◆ **MATERIAL FOR THIS TASK**
________________

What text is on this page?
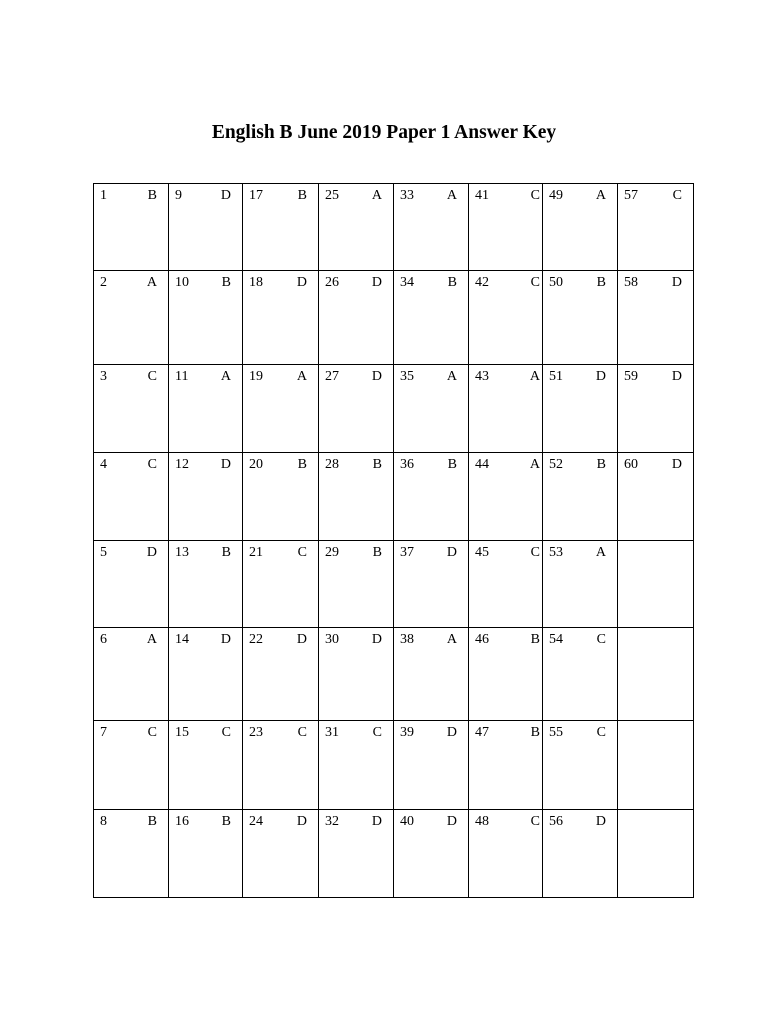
English B June 2019 Paper 1 Answer Key
1 B	9 D	17 B	25 A	33 A	41 C	49 A	57 C

2 A	10 B	18 D	26 D	34 B	42 C	50 B	58 D

3 C	11 A	19 A	27 D	35 A	43 A	51 D	59 D

4 C	12 D	20 B	28 B	36 B	44 A	52 B	60 D

5 D	13 B	21 C	29 B	37 D	45 C	53 A	

6 A	14 D	22 D	30 D	38 A	46 B	54 C	

7 C	15 C	23 C	31 C	39 D	47 B	55 C	

8 B	16 B	24 D	32 D	40 D	48 C	56 D	
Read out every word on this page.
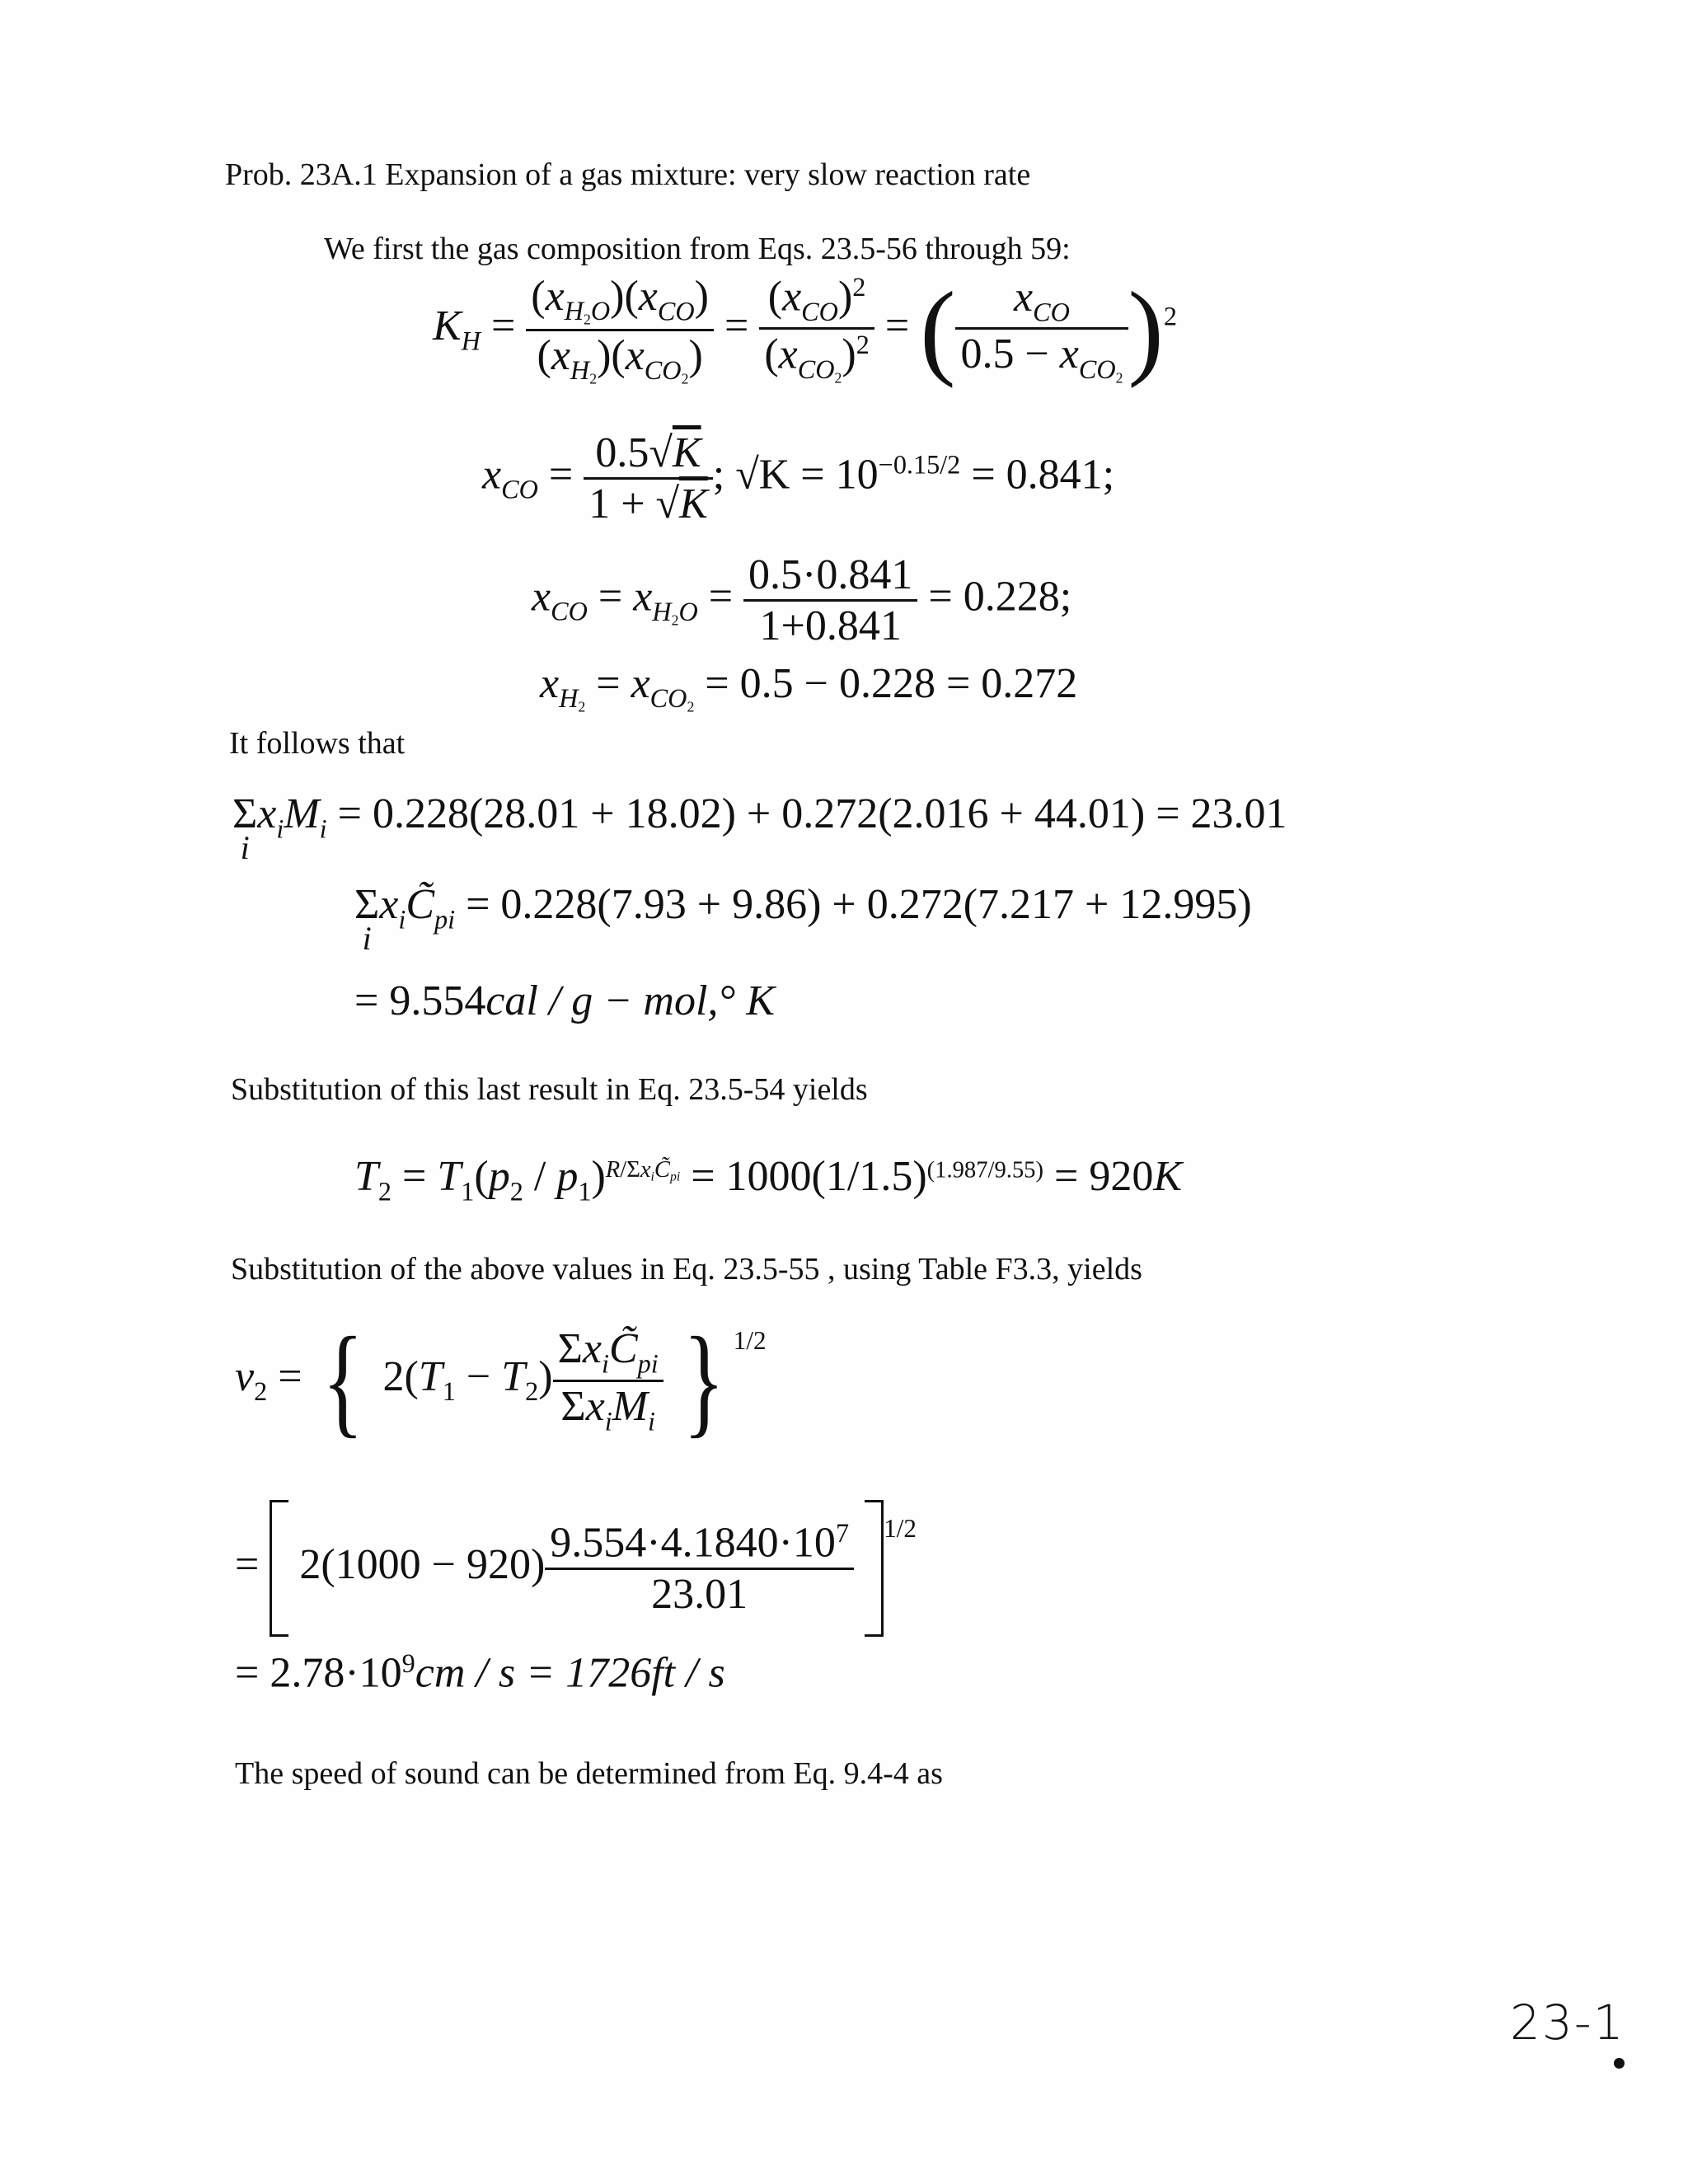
Prob. 23A.1 Expansion of a gas mixture: very slow reaction rate
We first the gas composition from Eqs. 23.5-56 through 59:
$K_H = \frac{(x_{H2O})(x_{CO})}{(x_{H2})(x_{CO2})} = \frac{(x_{CO})^2}{(x_{CO2})^2}$ = ( $\frac{x_{CO}}{0.5 - x_{CO2}} )^2$
$x_{CO} = \frac{0.5√K}{1 + √K}$ ; $√K = 10^{-0.15/2} = 0.841$;
$x_{CO} = x_{H2O} = \frac{0.5\cdot 0.841}{1+0.841} = 0.228$;
$x_{H2} = x_{CO2} = 0.5 - 0.228 = 0.272$
It follows that
Σ

i
$x_iM_i = 0.228(28.01 + 18.02) + 0.272(2.016 + 44.01) = 23.01$
Σ

i
$x_iC̃_{pi} = 0.228(7.93 + 9.86) + 0.272(7.217 + 12.995)$
= 9.554cal / g − mol,° K
Substitution of this last result in Eq. 23.5-54 yields
$T_2 = T_1(p_2 / p_1)^{R/\Sigma xiC̃pi} = 1000(1/1.5)^{(1.987/9.55)} = 920K$
Substitution of the above values in Eq. 23.5-55 , using Table F3.3, yields
$v_2$ = { $2(T_1 - T_2) \frac{\Sigma x_iC̃_{pi}}{\Sigma x_iM_i}$ } $^{1/2}$
=  $2(1000 - 920) \frac{9.554\cdot 4.1840\cdot 10^7}{23.01} ^{1/2}$
= $2.78\cdot 10^9cm / s = 1726ft / s$
The speed of sound can be determined from Eq. 9.4-4 as
23-1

________________

Copy out, unchanged, the span of lines beginning with the one that includes "Read out every word on this page." and running through the final line of the material above. Leave the pictures out.

Read out every word on this page.
Prob. 23A.1 Expansion of a gas mixture: very slow reaction rate
We first the gas composition from Eqs. 23.5-56 through 59:
$K_H = \frac{(x_{H2O})(x_{CO})}{(x_{H2})(x_{CO2})} = \frac{(x_{CO})^2}{(x_{CO2})^2}$ = ( $\frac{x_{CO}}{0.5 - x_{CO2}} )^2$
$x_{CO} = \frac{0.5√K}{1 + √K}$ ; $√K = 10^{-0.15/2} = 0.841$;
$x_{CO} = x_{H2O} = \frac{0.5\cdot 0.841}{1+0.841} = 0.228$;
$x_{H2} = x_{CO2} = 0.5 - 0.228 = 0.272$
It follows that
Σ

i
$x_iM_i = 0.228(28.01 + 18.02) + 0.272(2.016 + 44.01) = 23.01$
Σ

i
$x_iC̃_{pi} = 0.228(7.93 + 9.86) + 0.272(7.217 + 12.995)$
= 9.554cal / g − mol,° K
Substitution of this last result in Eq. 23.5-54 yields
$T_2 = T_1(p_2 / p_1)^{R/\Sigma xiC̃pi} = 1000(1/1.5)^{(1.987/9.55)} = 920K$
Substitution of the above values in Eq. 23.5-55 , using Table F3.3, yields
$v_2$ = { $2(T_1 - T_2) \frac{\Sigma x_iC̃_{pi}}{\Sigma x_iM_i}$ } $^{1/2}$
=  $2(1000 - 920) \frac{9.554\cdot 4.1840\cdot 10^7}{23.01} ^{1/2}$
= $2.78\cdot 10^9cm / s = 1726ft / s$
The speed of sound can be determined from Eq. 9.4-4 as
23-1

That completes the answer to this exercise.